**Extracted records:**
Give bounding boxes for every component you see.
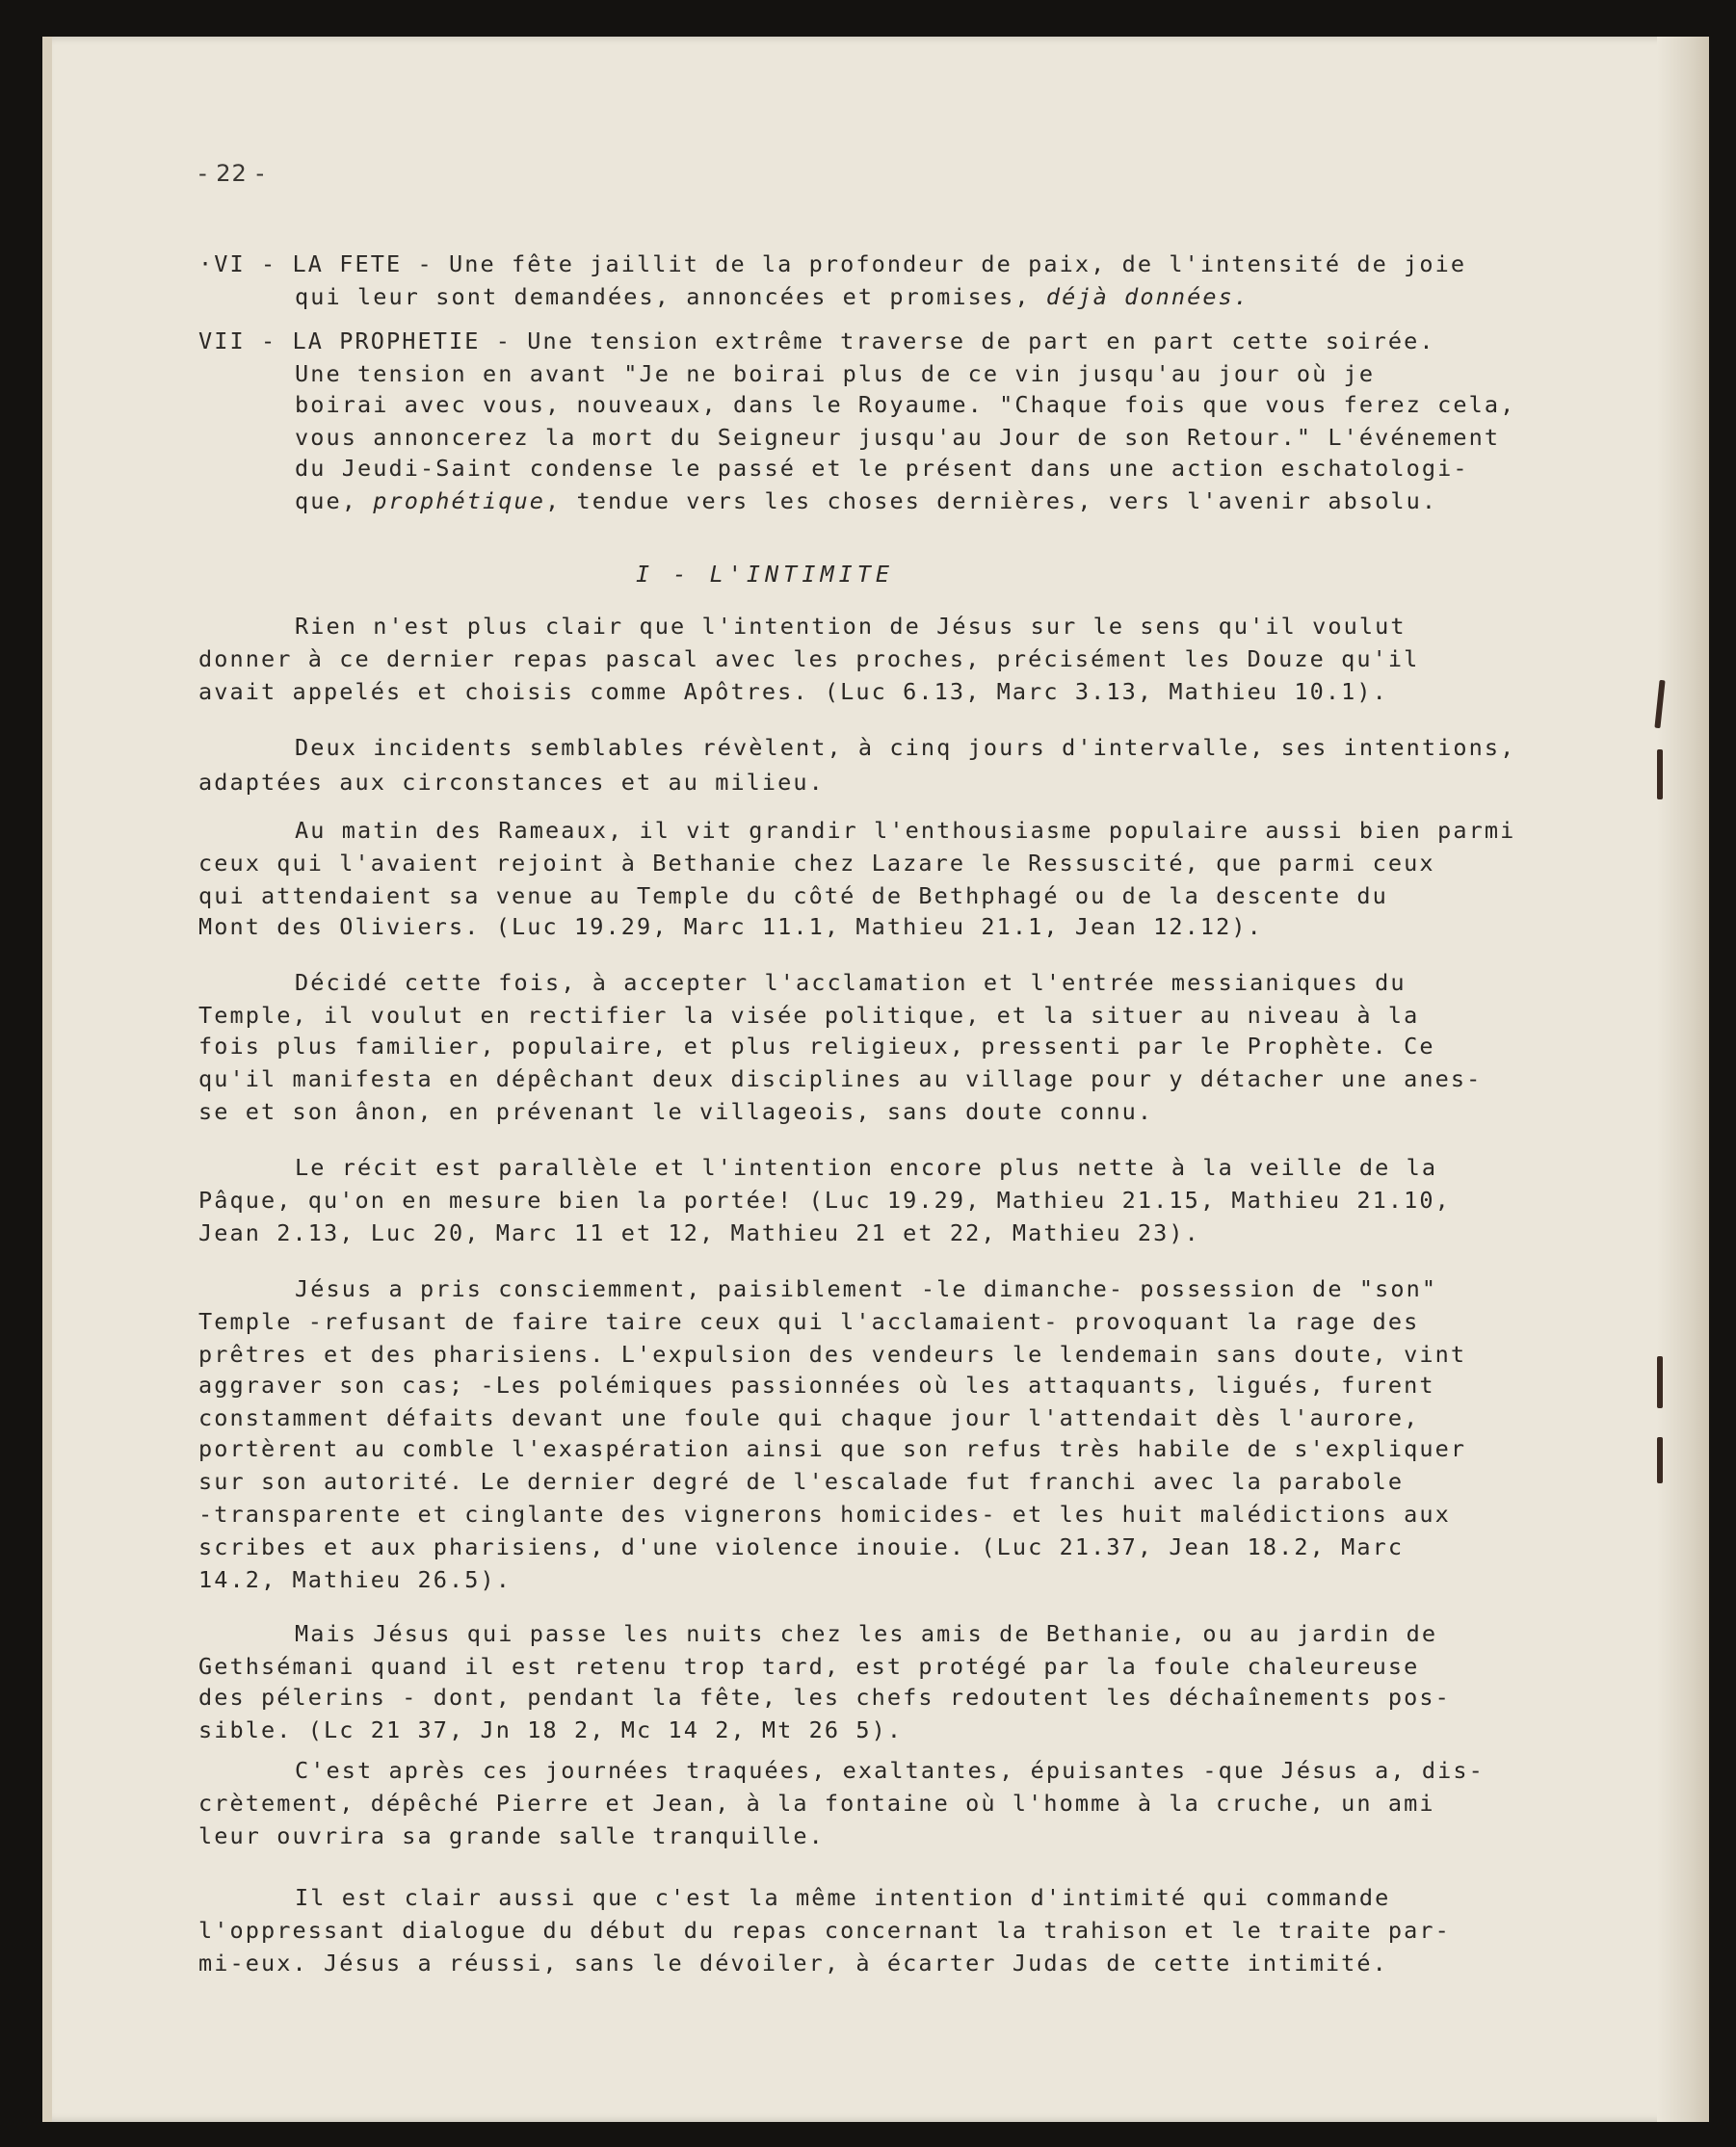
p6-line-4: aggraver son cas; -Les polémiques passionnées où les attaquants, ligués, furent [198,1372,1435,1399]
p3-line-4: Mont des Oliviers. (Luc 19.29, Marc 11.1, Mathieu 21.1, Jean 12.12). [198,913,1263,940]
p1-line-2: donner à ce dernier repas pascal avec les proches, précisément les Douze qu'il [198,645,1420,672]
vii-emphasis: prophétique [373,487,545,514]
p6-line-5: constamment défaits devant une foule qui chaque jour l'attendait dès l'aurore, [198,1404,1420,1431]
p1-line-3: avait appelés et choisis comme Apôtres. (Luc 6.13, Marc 3.13, Mathieu 10.1). [198,678,1388,705]
p6-line-9: scribes et aux pharisiens, d'une violence inouie. (Luc 21.37, Jean 18.2, Marc [198,1533,1405,1560]
p6-line-2: Temple -refusant de faire taire ceux qui l'acclamaient- provoquant la rage des [198,1308,1420,1335]
p9-line-2: l'oppressant dialogue du début du repas concernant la trahison et le traite par- [198,1917,1451,1944]
p3-line-2: ceux qui l'avaient rejoint à Bethanie chez Lazare le Ressuscité, que parmi ceux [198,850,1435,877]
p4-line-1: Décidé cette fois, à accepter l'acclamation et l'entrée messianiques du [295,969,1407,996]
p9-line-1: Il est clair aussi que c'est la même intention d'intimité qui commande [295,1884,1391,1911]
vii-line-1: VII - LA PROPHETIE - Une tension extrême traverse de part en part cette soirée. [198,327,1435,354]
p4-line-2: Temple, il voulut en rectifier la visée politique, et la situer au niveau à la [198,1002,1420,1029]
vii-line-4: vous annoncerez la mort du Seigneur jusqu'au Jour de son Retour." L'événement [295,424,1501,451]
p7-line-2: Gethsémani quand il est retenu trop tard, est protégé par la foule chaleureuse [198,1653,1420,1680]
p5-line-3: Jean 2.13, Luc 20, Marc 11 et 12, Mathieu 21 et 22, Mathieu 23). [198,1219,1200,1246]
vii-line-6 [295,485,1437,516]
p7-line-4: sible. (Lc 21 37, Jn 18 2, Mc 14 2, Mt 26 5). [198,1716,904,1743]
p8-line-2: crètement, dépêché Pierre et Jean, à la fontaine où l'homme à la cruche, un ami [198,1790,1435,1817]
vi-line-2 [295,281,1249,312]
vii-line-3: boirai avec vous, nouveaux, dans le Royaume. "Chaque fois que vous ferez cela, [295,391,1516,418]
vi-emphasis: déjà données. [1045,283,1250,310]
p8-line-3: leur ouvrira sa grande salle tranquille. [198,1822,825,1849]
p4-line-5: se et son ânon, en prévenant le villageois, sans doute connu. [198,1098,1154,1125]
p8-line-1: C'est après ces journées traquées, exaltantes, épuisantes -que Jésus a, dis- [295,1757,1485,1784]
p4-line-4: qu'il manifesta en dépêchant deux disciplines au village pour y détacher une anes- [198,1065,1483,1092]
p7-line-3: des pélerins - dont, pendant la fête, les chefs redoutent les déchaînements pos- [198,1684,1451,1711]
p3-line-1: Au matin des Rameaux, il vit grandir l'enthousiasme populaire aussi bien parmi [295,817,1516,844]
p9-line-3: mi-eux. Jésus a réussi, sans le dévoiler, à écarter Judas de cette intimité. [198,1950,1388,1977]
p4-line-3: fois plus familier, populaire, et plus religieux, pressenti par le Prophète. Ce [198,1033,1435,1060]
p5-line-1: Le récit est parallèle et l'intention encore plus nette à la veille de la [295,1154,1438,1181]
page-number: - 22 - [198,160,266,187]
p6-line-7: sur son autorité. Le dernier degré de l'escalade fut franchi avec la parabole [198,1468,1405,1495]
p1-line-1: Rien n'est plus clair que l'intention de Jésus sur le sens qu'il voulut [295,613,1407,640]
vii-line-5: du Jeudi-Saint condense le passé et le présent dans une action eschatologi- [295,455,1469,482]
p3-line-3: qui attendaient sa venue au Temple du côté de Bethphagé ou de la descente du [198,882,1388,909]
p6-line-6: portèrent au comble l'exaspération ainsi que son refus très habile de s'expliquer [198,1435,1467,1462]
p7-line-1: Mais Jésus qui passe les nuits chez les amis de Bethanie, ou au jardin de [295,1620,1438,1647]
vii-line-6-suffix: , tendue vers les choses dernières, vers l'avenir absolu. [544,487,1438,514]
vi-line-2-text: qui leur sont demandées, annoncées et promises, [295,283,1046,310]
vi-line-1: ·VI - LA FETE - Une fête jaillit de la profondeur de paix, de l'intensité de joie [198,250,1467,277]
p6-line-3: prêtres et des pharisiens. L'expulsion des vendeurs le lendemain sans doute, vint [198,1341,1467,1368]
p5-line-2: Pâque, qu'on en mesure bien la portée! (Luc 19.29, Mathieu 21.15, Mathieu 21.10, [198,1187,1451,1214]
section-heading: I - L'INTIMITE [636,561,895,588]
p2-line-1: Deux incidents semblables révèlent, à cinq jours d'intervalle, ses intentions, [295,734,1516,761]
vii-line-6-prefix: que, [295,487,374,514]
p6-line-10: 14.2, Mathieu 26.5). [198,1566,512,1593]
vii-line-2: Une tension en avant "Je ne boirai plus de ce vin jusqu'au jour où je [295,360,1376,387]
p6-line-1: Jésus a pris consciemment, paisiblement -le dimanche- possession de "son" [295,1275,1438,1302]
p2-line-2: adaptées aux circonstances et au milieu. [198,769,825,796]
p6-line-8: -transparente et cinglante des vignerons homicides- et les huit malédictions aux [198,1501,1451,1528]
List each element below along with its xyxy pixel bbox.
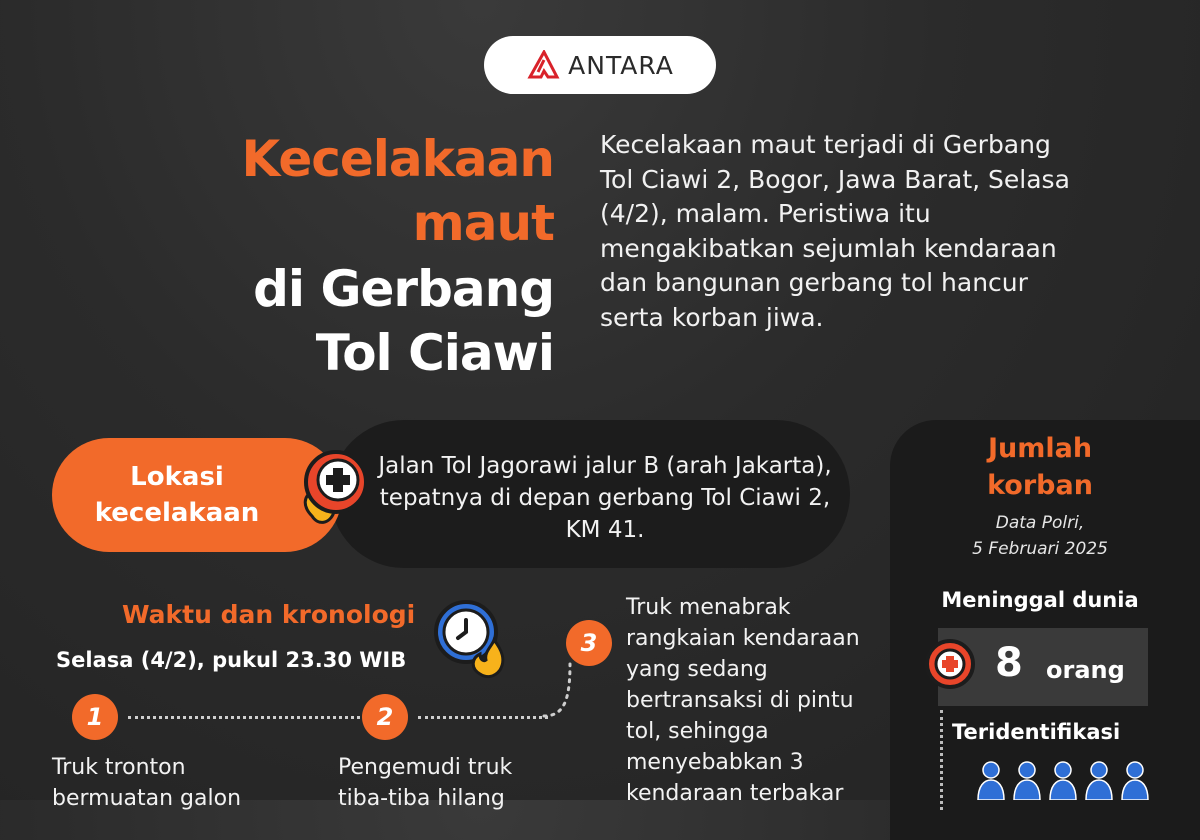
step-3-text: Truk menabrak rangkaian kendaraan yang sedang bertransaksi di pintu tol, sehingga menyebabkan 3 kendaraan terbakar (626, 595, 860, 806)
victim-source-line-1: Data Polri, (995, 513, 1085, 533)
location-label-line-1: Lokasi (130, 462, 224, 492)
title-line-3: di Gerbang (253, 260, 554, 318)
step-2-text: Pengemudi truk tiba-tiba hilang (338, 755, 513, 811)
step-1-text: Truk tronton bermuatan galon (52, 755, 242, 811)
antara-logo-icon (526, 50, 560, 80)
step-1-badge: 1 (72, 694, 118, 740)
identified-label: Teridentifikasi (952, 720, 1121, 744)
deceased-unit: orang (1046, 656, 1125, 684)
person-icon (1084, 760, 1114, 800)
medical-cross-icon (924, 636, 976, 692)
kronologi-time: Selasa (4/2), pukul 23.30 WIB (56, 648, 407, 672)
step-2-badge: 2 (362, 694, 408, 740)
timeline-connector-curve (540, 660, 580, 720)
identified-people-row (976, 760, 1150, 800)
victim-source (930, 510, 1150, 562)
victim-connector-line (940, 710, 943, 810)
antara-logo (484, 36, 716, 94)
antara-logo-text: ANTARA (568, 50, 674, 80)
title-line-2: maut (412, 194, 554, 252)
step-3-badge: 3 (566, 620, 612, 666)
location-pin-fire-icon (298, 446, 368, 546)
kronologi-heading: Waktu dan kronologi (122, 600, 416, 629)
timeline-connector-1-2 (128, 716, 360, 719)
location-label-line-2: kecelakaan (94, 498, 260, 528)
victim-heading (960, 430, 1120, 504)
deceased-count: 8 (995, 640, 1023, 686)
location-label (95, 459, 300, 531)
person-icon (1048, 760, 1078, 800)
title-line-1: Kecelakaan (241, 130, 554, 188)
victim-heading-line-2: korban (987, 470, 1093, 501)
timeline-connector-2-3 (418, 716, 548, 719)
person-icon (1120, 760, 1150, 800)
intro-paragraph: Kecelakaan maut terjadi di Gerbang Tol Ciawi 2, Bogor, Jawa Barat, Selasa (4/2), malam. Peristiwa itu mengakibatkan sejumlah kendaraan dan bangunan gerbang tol hancur serta korban jiwa. (600, 130, 1070, 332)
title-line-4: Tol Ciawi (315, 324, 554, 382)
person-icon (976, 760, 1006, 800)
clock-fire-icon (432, 598, 508, 680)
location-description: Jalan Tol Jagorawi jalur B (arah Jakarta), tepatnya di depan gerbang Tol Ciawi 2, KM 41. (378, 453, 832, 543)
victim-source-line-2: 5 Februari 2025 (972, 539, 1108, 559)
person-icon (1012, 760, 1042, 800)
deceased-label: Meninggal dunia (941, 588, 1139, 612)
victim-heading-line-1: Jumlah (987, 433, 1093, 464)
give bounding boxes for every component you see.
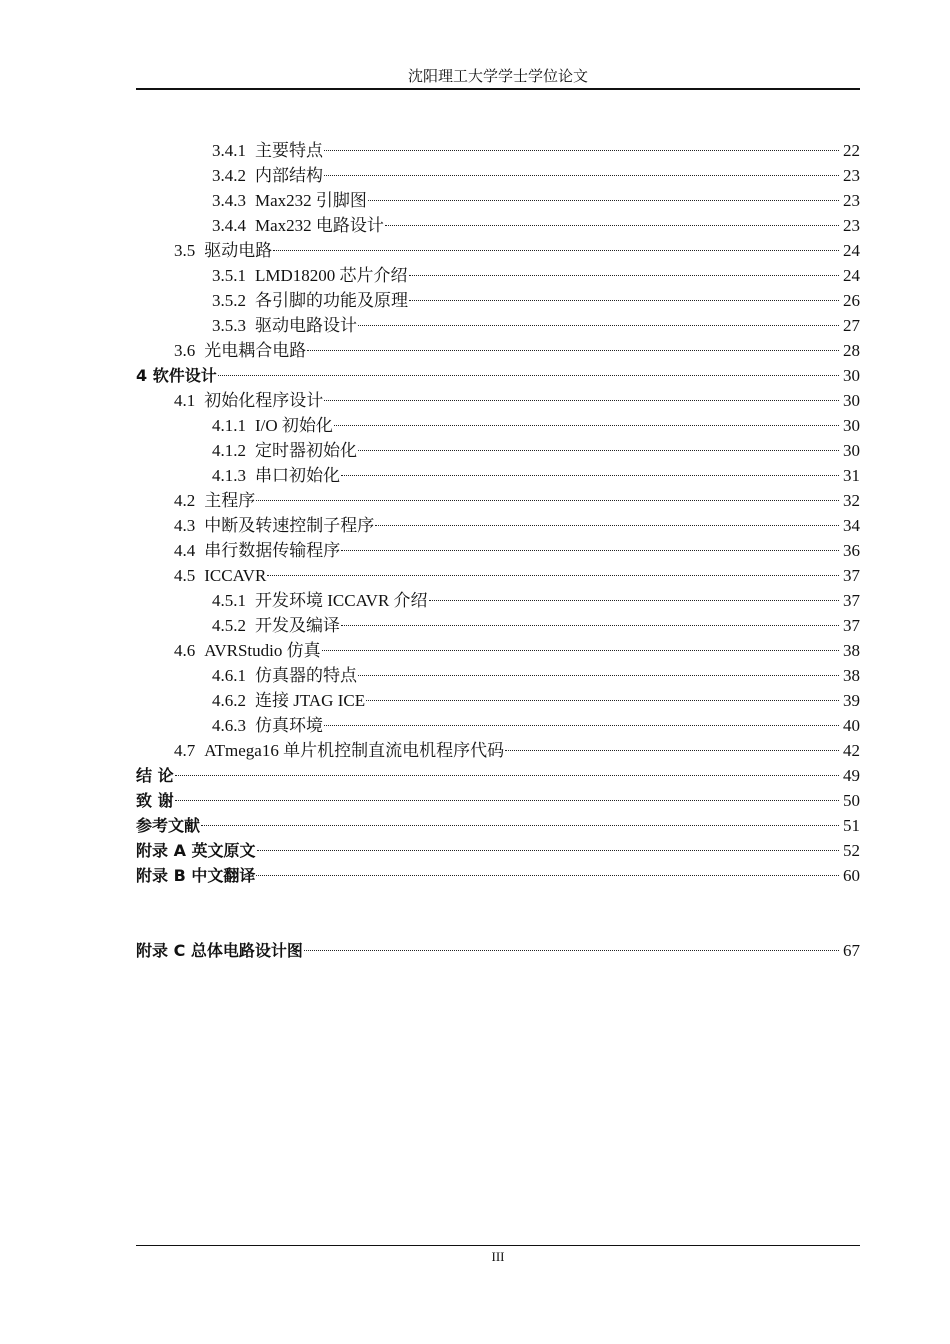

**DIRECTION:** Print the lines of the data starting with the line containing "p6-line-4: aggraver son" and ending with the line containing "p1-line-2: donner à".

**RESPONSE TO THIS EXERCISE:**
p6-line-4: aggraver son cas; -Les polémiques passionnées où les attaquants, ligués, furent [198,1372,1435,1399]
p3-line-4: Mont des Oliviers. (Luc 19.29, Marc 11.1, Mathieu 21.1, Jean 12.12). [198,913,1263,940]
p1-line-2: donner à ce dernier repas pascal avec les proches, précisément les Douze qu'il [198,645,1420,672]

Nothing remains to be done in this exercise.